WHAT THE TASK REQUIRES: Can you reproduce, character for character, each line from the start of the records up to and including the line with "growth-point [814,379,824,389]"?

GIVEN RECORDS:
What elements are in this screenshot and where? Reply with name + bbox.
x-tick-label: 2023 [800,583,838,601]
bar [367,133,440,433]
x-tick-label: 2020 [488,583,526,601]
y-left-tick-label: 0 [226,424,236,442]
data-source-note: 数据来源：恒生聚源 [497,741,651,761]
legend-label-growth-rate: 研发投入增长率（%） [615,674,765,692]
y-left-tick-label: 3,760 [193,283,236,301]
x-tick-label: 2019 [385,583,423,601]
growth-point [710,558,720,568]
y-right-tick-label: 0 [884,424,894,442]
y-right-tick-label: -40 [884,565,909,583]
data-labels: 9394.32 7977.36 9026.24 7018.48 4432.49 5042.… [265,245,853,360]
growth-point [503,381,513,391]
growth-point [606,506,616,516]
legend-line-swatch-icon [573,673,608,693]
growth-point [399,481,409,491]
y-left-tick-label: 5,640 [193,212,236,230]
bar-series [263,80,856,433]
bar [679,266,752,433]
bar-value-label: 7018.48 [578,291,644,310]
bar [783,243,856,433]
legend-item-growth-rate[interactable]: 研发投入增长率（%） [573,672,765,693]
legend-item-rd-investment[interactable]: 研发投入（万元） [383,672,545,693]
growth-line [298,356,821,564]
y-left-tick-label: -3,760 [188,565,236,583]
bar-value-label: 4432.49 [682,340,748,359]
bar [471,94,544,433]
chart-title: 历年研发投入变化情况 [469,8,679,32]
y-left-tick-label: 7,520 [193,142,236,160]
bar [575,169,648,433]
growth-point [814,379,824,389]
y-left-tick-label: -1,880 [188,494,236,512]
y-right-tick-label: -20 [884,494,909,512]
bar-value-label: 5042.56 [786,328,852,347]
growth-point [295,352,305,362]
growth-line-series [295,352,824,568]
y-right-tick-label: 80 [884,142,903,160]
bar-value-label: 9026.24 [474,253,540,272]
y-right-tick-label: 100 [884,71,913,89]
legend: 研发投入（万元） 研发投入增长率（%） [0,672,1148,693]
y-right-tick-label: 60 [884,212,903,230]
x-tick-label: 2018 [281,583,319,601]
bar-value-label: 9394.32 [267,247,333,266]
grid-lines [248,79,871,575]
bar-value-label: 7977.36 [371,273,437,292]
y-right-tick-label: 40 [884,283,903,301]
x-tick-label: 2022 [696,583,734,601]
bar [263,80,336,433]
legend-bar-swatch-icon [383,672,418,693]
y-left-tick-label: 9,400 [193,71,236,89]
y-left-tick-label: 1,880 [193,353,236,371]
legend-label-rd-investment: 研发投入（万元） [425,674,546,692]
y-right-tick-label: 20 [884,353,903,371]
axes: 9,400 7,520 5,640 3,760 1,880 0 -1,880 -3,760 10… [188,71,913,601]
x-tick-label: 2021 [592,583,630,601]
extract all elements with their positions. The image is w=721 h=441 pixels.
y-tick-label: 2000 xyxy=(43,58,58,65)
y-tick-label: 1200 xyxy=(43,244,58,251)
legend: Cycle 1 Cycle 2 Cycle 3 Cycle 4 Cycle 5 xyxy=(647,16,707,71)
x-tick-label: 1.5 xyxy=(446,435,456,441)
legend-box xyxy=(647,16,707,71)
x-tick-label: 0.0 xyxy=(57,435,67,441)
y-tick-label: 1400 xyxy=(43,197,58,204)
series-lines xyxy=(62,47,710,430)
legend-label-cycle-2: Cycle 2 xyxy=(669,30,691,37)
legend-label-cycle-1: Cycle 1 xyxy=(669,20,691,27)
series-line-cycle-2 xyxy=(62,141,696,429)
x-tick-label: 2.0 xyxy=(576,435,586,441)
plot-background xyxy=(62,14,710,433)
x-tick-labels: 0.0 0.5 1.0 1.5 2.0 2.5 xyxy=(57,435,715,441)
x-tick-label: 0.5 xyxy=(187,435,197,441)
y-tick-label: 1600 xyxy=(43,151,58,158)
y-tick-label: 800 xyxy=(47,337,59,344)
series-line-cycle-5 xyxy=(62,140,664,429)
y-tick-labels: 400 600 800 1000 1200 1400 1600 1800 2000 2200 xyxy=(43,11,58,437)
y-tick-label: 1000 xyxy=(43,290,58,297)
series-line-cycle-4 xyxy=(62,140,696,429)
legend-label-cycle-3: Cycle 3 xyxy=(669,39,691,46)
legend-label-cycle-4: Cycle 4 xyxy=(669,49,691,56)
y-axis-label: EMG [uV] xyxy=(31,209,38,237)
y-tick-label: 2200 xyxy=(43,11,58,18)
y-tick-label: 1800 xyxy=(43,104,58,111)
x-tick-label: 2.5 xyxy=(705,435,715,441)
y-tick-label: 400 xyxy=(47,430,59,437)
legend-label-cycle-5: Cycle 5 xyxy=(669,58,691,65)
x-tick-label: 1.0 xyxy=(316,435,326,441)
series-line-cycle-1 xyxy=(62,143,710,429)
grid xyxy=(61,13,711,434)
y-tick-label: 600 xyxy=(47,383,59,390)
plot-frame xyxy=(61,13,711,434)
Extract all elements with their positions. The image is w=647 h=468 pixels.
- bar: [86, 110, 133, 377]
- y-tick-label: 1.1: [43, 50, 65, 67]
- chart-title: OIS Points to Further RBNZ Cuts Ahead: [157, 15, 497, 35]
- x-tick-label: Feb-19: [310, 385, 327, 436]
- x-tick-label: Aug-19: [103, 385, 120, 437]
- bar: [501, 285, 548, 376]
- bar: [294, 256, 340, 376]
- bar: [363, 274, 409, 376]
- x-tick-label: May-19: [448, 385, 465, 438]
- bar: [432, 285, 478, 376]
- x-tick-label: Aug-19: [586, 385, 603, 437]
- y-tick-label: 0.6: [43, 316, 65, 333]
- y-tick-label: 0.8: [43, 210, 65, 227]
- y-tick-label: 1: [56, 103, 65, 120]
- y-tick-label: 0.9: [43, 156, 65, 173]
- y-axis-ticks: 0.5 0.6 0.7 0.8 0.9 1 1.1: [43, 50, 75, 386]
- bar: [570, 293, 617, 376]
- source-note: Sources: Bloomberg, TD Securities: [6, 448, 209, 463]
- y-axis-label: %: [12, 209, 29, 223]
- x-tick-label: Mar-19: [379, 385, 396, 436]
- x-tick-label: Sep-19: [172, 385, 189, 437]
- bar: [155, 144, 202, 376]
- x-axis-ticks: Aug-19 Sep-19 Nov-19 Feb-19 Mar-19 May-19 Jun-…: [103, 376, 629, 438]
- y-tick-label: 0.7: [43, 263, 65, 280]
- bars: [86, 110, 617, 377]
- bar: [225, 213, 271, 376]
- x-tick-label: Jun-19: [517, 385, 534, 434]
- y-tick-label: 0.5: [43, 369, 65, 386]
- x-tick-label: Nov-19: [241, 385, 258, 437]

SOLUTION BELOW:
What elements are in this screenshot and where? Reply with name + bbox.
x-tick-label: 2023 [800,583,838,601]
bar [367,133,440,433]
x-tick-label: 2020 [488,583,526,601]
y-left-tick-label: 0 [226,424,236,442]
data-source-note: 数据来源：恒生聚源 [497,741,651,761]
legend-label-growth-rate: 研发投入增长率（%） [615,674,765,692]
y-left-tick-label: 3,760 [193,283,236,301]
x-tick-label: 2019 [385,583,423,601]
growth-point [710,558,720,568]
y-right-tick-label: 0 [884,424,894,442]
y-right-tick-label: -40 [884,565,909,583]
data-labels: 9394.32 7977.36 9026.24 7018.48 4432.49 5042.… [265,245,853,360]
growth-point [503,381,513,391]
growth-point [606,506,616,516]
legend-line-swatch-icon [573,673,608,693]
growth-point [399,481,409,491]
y-left-tick-label: 5,640 [193,212,236,230]
bar-series [263,80,856,433]
bar [679,266,752,433]
bar-value-label: 7018.48 [578,291,644,310]
bar [783,243,856,433]
legend-item-growth-rate[interactable]: 研发投入增长率（%） [573,672,765,693]
legend-item-rd-investment[interactable]: 研发投入（万元） [383,672,545,693]
growth-line [298,356,821,564]
y-left-tick-label: -3,760 [188,565,236,583]
bar-value-label: 4432.49 [682,340,748,359]
bar [471,94,544,433]
chart-title: 历年研发投入变化情况 [469,8,679,32]
y-left-tick-label: 7,520 [193,142,236,160]
bar [575,169,648,433]
growth-point [814,379,824,389]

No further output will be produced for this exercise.